> [EXERCISE INSTRUCTIONS]
Give every line from the entries that contains "有限公司".

> [DATA FOR THIS EXERCISE]
_ _ _ _ _ _ _

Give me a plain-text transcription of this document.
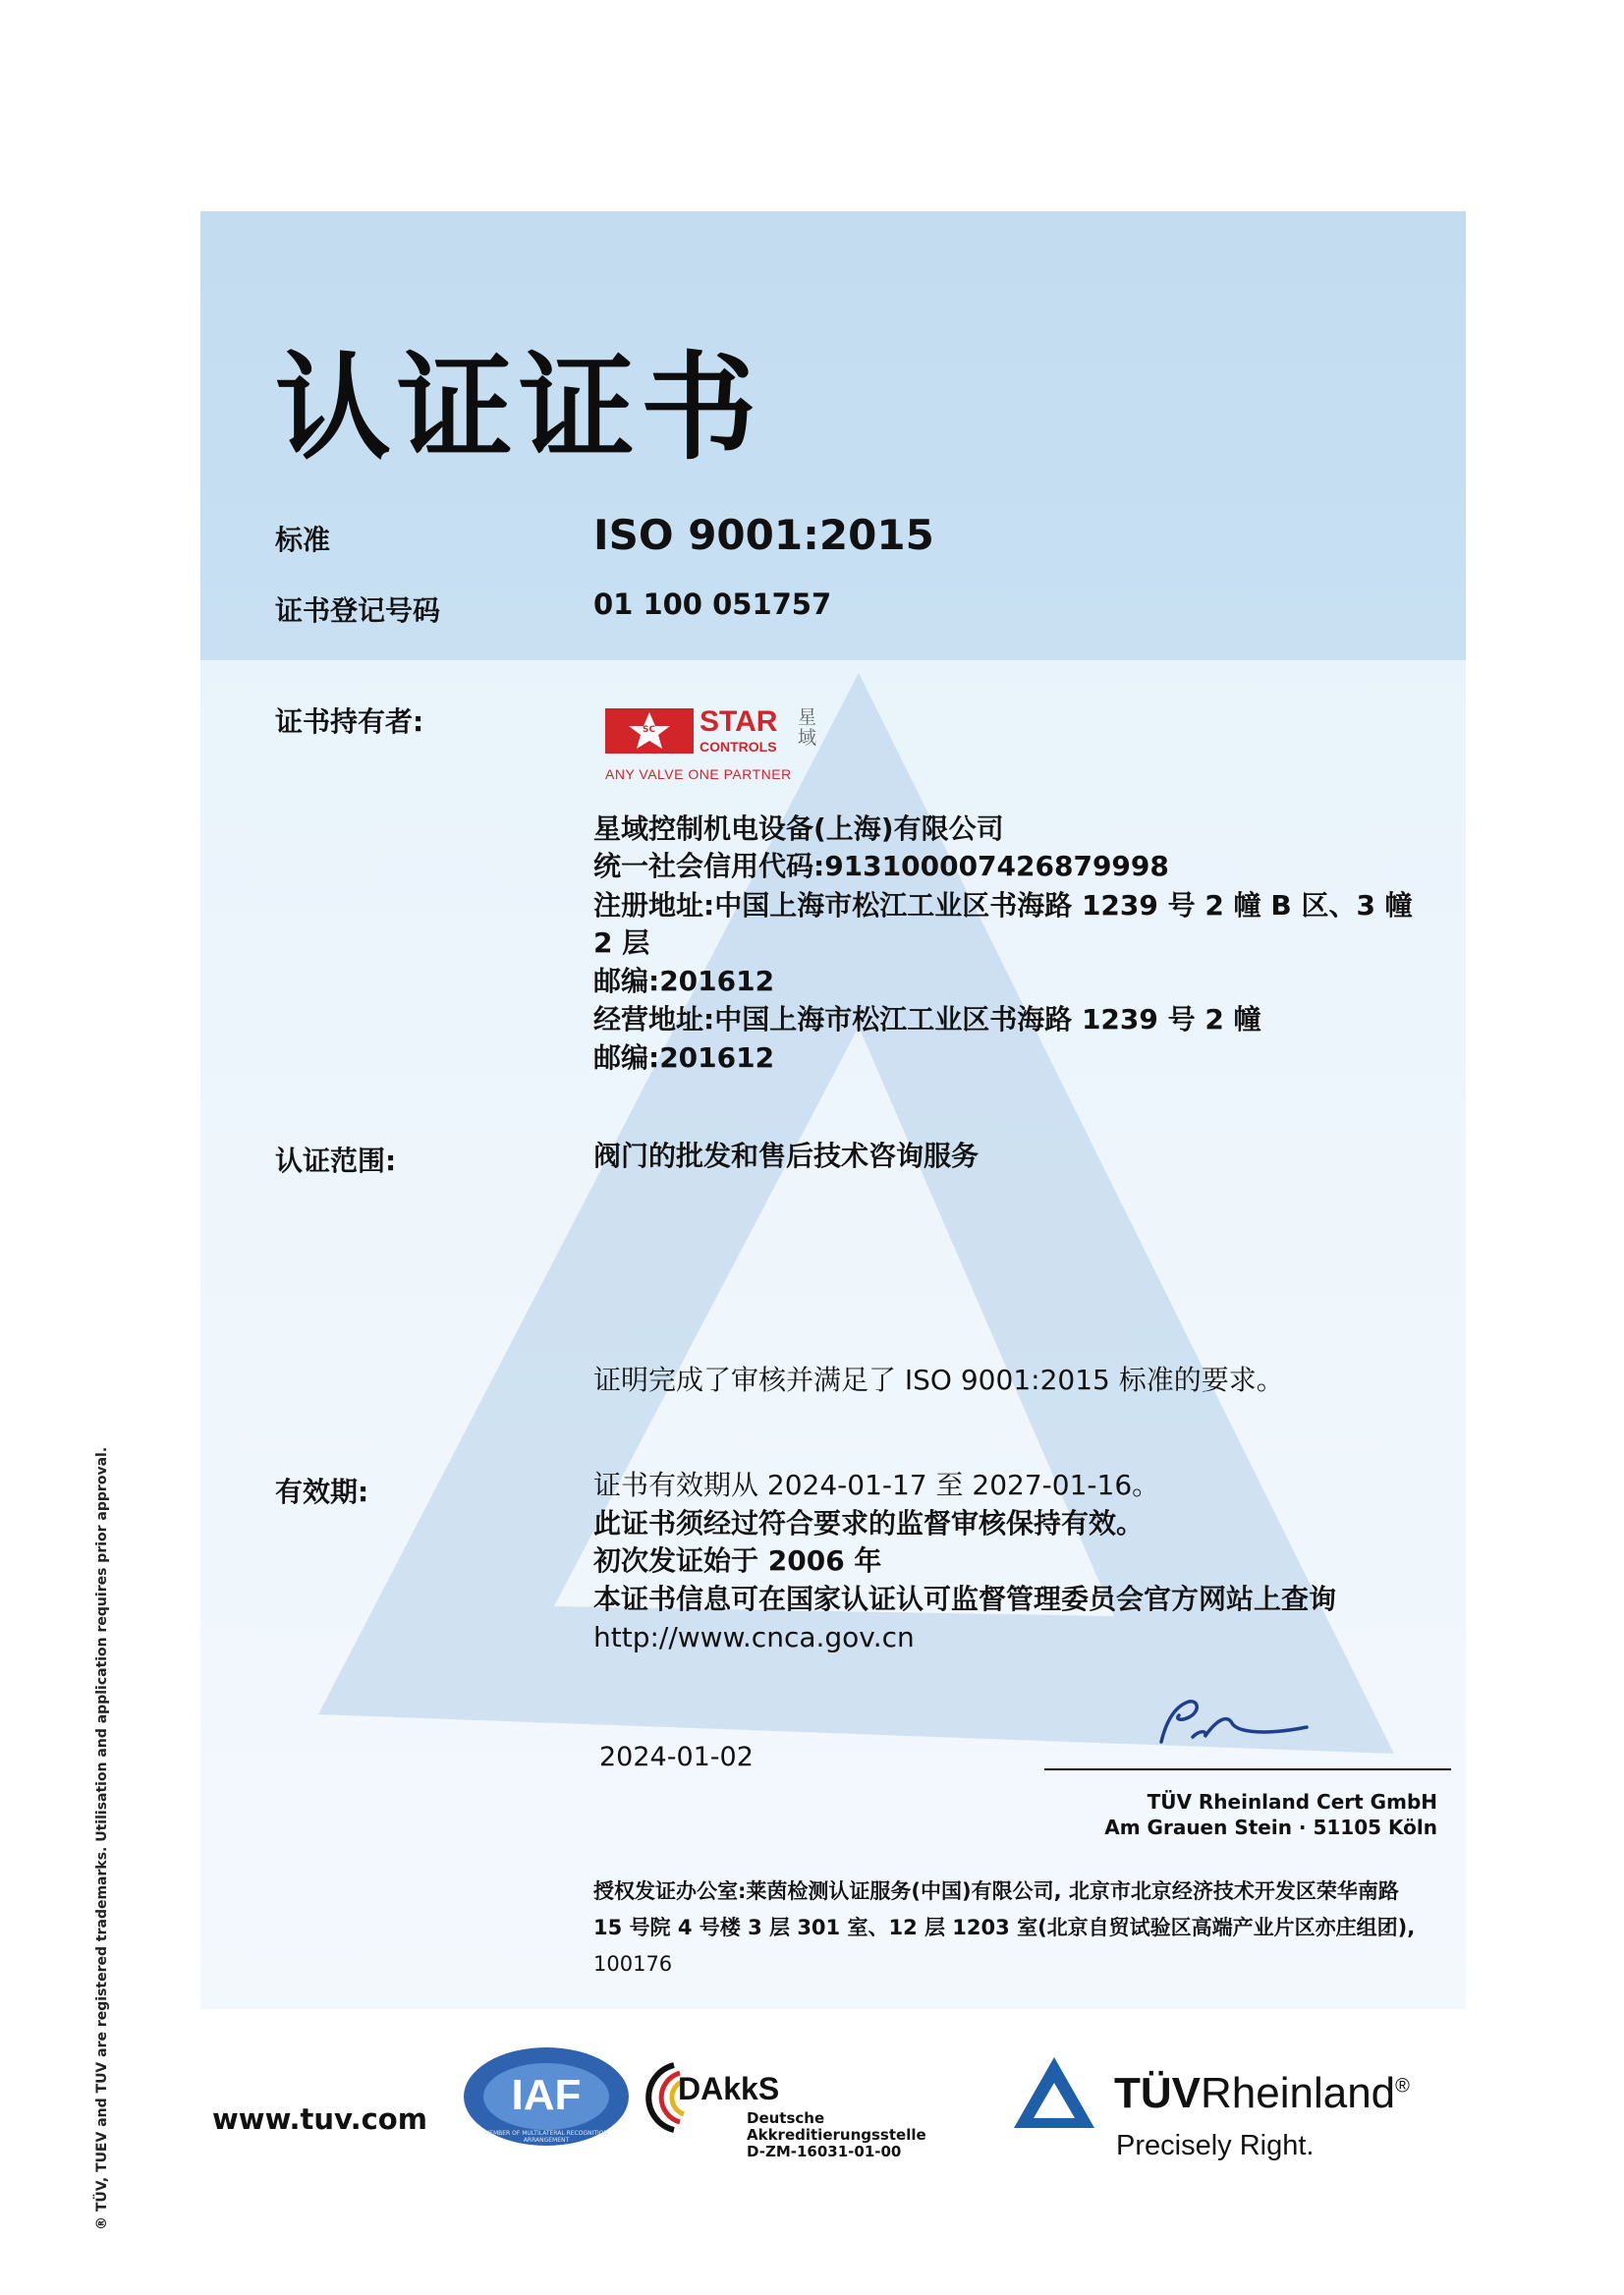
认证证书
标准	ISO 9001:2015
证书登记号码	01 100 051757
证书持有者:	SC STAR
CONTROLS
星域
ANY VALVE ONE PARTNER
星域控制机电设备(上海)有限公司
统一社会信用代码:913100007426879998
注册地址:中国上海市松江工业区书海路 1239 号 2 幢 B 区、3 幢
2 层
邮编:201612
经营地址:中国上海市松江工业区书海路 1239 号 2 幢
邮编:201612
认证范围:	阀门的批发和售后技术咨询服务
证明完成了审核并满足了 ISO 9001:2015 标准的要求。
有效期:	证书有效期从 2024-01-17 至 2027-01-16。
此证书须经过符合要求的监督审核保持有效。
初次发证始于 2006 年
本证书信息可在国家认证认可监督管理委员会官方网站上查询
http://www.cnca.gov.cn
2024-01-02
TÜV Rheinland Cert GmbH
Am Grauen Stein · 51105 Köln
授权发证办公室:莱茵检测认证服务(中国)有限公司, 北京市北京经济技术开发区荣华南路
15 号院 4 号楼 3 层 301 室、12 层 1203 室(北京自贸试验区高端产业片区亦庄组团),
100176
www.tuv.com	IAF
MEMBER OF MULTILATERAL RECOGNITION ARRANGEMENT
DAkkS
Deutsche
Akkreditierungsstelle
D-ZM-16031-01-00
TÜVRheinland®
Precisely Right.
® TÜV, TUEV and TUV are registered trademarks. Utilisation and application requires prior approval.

_ _ _ _ _ _ _

> [RIGHT ANSWER]
星域控制机电设备(上海)有限公司
授权发证办公室:莱茵检测认证服务(中国)有限公司, 北京市北京经济技术开发区荣华南路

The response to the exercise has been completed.